Stored data:
::::::::::

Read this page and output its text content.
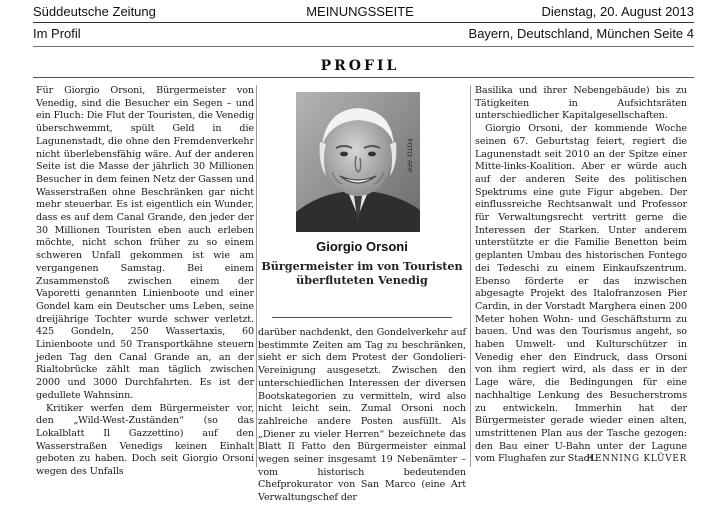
Süddeutsche Zeitung	MEINUNGSSEITE	Dienstag, 20. August 2013
Im Profil	Bayern, Deutschland, München Seite 4
PROFIL

Für Giorgio Orsoni, Bürgermeister von Venedig, sind die Besucher ein Segen – und ein Fluch: Die Flut der Touristen, die Venedig überschwemmt, spült Geld in die Lagunenstadt, die ohne den Fremdenverkehr nicht überlebensfähig wäre. Auf der anderen Seite ist die Masse der jährlich 30 Millionen Besucher in dem feinen Netz der Gassen und Wasserstraßen ohne Beschränken gar nicht mehr steuerbar. Es ist eigentlich ein Wunder, dass es auf dem Canal Grande, den jeder der 30 Millionen Touristen eben auch erleben möchte, nicht schon früher zu so einem schweren Unfall gekommen ist wie am vergangenen Samstag. Bei einem Zusammenstoß zwischen einem der Vaporetti genannten Linienboote und einer Gondel kam ein Deutscher ums Leben, seine dreijährige Tochter wurde schwer verletzt. 425 Gondeln, 250 Wassertaxis, 60 Linienboote und 50 Transportkähne steuern jeden Tag den Canal Grande an, an der Rialtobrücke zählt man täglich zwischen 2000 und 3000 Durchfahrten. Es ist der gedullete Wahnsinn.

Kritiker werfen dem Bürgermeister vor, den „Wild-West-Zuständen“ (so das Lokalblatt Il Gazzettino) auf den Wasserstraßen Venedigs keinen Einhalt geboten zu haben. Doch seit Giorgio Orsoni wegen des Unfalls

FOTO: AFP
Giorgio Orsoni
Bürgermeister im von Touristen überfluteten Venedig

darüber nachdenkt, den Gondelverkehr auf bestimmte Zeiten am Tag zu beschränken, sieht er sich dem Protest der Gondolieri-Vereinigung ausgesetzt. Zwischen den unterschiedlichen Interessen der diversen Bootskategorien zu vermitteln, wird also nicht leicht sein. Zumal Orsoni noch zahlreiche andere Posten ausfüllt. Als „Diener zu vieler Herren“ bezeichnete das Blatt Il Fatto den Bürgermeister einmal wegen seiner insgesamt 19 Nebenämter – vom historisch bedeutenden Chefprokurator von San Marco (eine Art Verwaltungschef der

Basilika und ihrer Nebengebäude) bis zu Tätigkeiten in Aufsichtsräten unterschiedlicher Kapitalgesellschaften.

Giorgio Orsoni, der kommende Woche seinen 67. Geburtstag feiert, regiert die Lagunenstadt seit 2010 an der Spitze einer Mitte-links-Koalition. Aber er würde auch auf der anderen Seite des politischen Spektrums eine gute Figur abgeben. Der einflussreiche Rechtsanwalt und Professor für Verwaltungsrecht vertritt gerne die Interessen der Starken. Unter anderem unterstützte er die Familie Benetton beim geplanten Umbau des historischen Fontego dei Tedeschi zu einem Einkaufszentrum. Ebenso förderte er das inzwischen abgesagte Projekt des Italofranzosen Pier Cardin, in der Vorstadt Marghera einen 200 Meter hohen Wohn- und Geschäftsturm zu bauen. Und was den Tourismus angeht, so haben Umwelt- und Kulturschützer in Venedig eher den Eindruck, dass Orsoni von ihm regiert wird, als dass er in der Lage wäre, die Bedingungen für eine nachhaltige Lenkung des Besucherstroms zu entwickeln. Immerhin hat der Bürgermeister gerade wieder einen alten, umstrittenen Plan aus der Tasche gezogen: den Bau einer U-Bahn unter der Lagune vom Flughafen zur Stadt.

HENNING KLÜVER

::::::::::

[WHAT NEEDS TO BE DONE]:
Search the entries for the word "Lagunenstadt" and gather every line where it appears.

[ANSWER TO THIS PROBLEM]:
Für Giorgio Orsoni, Bürgermeister von Venedig, sind die Besucher ein Segen – und ein Fluch: Die Flut der Touristen, die Venedig überschwemmt, spült Geld in die Lagunenstadt, die ohne den Fremdenverkehr nicht überlebensfähig wäre. Auf der anderen Seite ist die Masse der jährlich 30 Millionen Besucher in dem feinen Netz der Gassen und Wasserstraßen ohne Beschränken gar nicht mehr steuerbar. Es ist eigentlich ein Wunder, dass es auf dem Canal Grande, den jeder der 30 Millionen Touristen eben auch erleben möchte, nicht schon früher zu so einem schweren Unfall gekommen ist wie am vergangenen Samstag. Bei einem Zusammenstoß zwischen einem der Vaporetti genannten Linienboote und einer Gondel kam ein Deutscher ums Leben, seine dreijährige Tochter wurde schwer verletzt. 425 Gondeln, 250 Wassertaxis, 60 Linienboote und 50 Transportkähne steuern jeden Tag den Canal Grande an, an der Rialtobrücke zählt man täglich zwischen 2000 und 3000 Durchfahrten. Es ist der gedullete Wahnsinn.
Giorgio Orsoni, der kommende Woche seinen 67. Geburtstag feiert, regiert die Lagunenstadt seit 2010 an der Spitze einer Mitte-links-Koalition. Aber er würde auch auf der anderen Seite des politischen Spektrums eine gute Figur abgeben. Der einflussreiche Rechtsanwalt und Professor für Verwaltungsrecht vertritt gerne die Interessen der Starken. Unter anderem unterstützte er die Familie Benetton beim geplanten Umbau des historischen Fontego dei Tedeschi zu einem Einkaufszentrum. Ebenso förderte er das inzwischen abgesagte Projekt des Italofranzosen Pier Cardin, in der Vorstadt Marghera einen 200 Meter hohen Wohn- und Geschäftsturm zu bauen. Und was den Tourismus angeht, so haben Umwelt- und Kulturschützer in Venedig eher den Eindruck, dass Orsoni von ihm regiert wird, als dass er in der Lage wäre, die Bedingungen für eine nachhaltige Lenkung des Besucherstroms zu entwickeln. Immerhin hat der Bürgermeister gerade wieder einen alten, umstrittenen Plan aus der Tasche gezogen: den Bau einer U-Bahn unter der Lagune vom Flughafen zur Stadt.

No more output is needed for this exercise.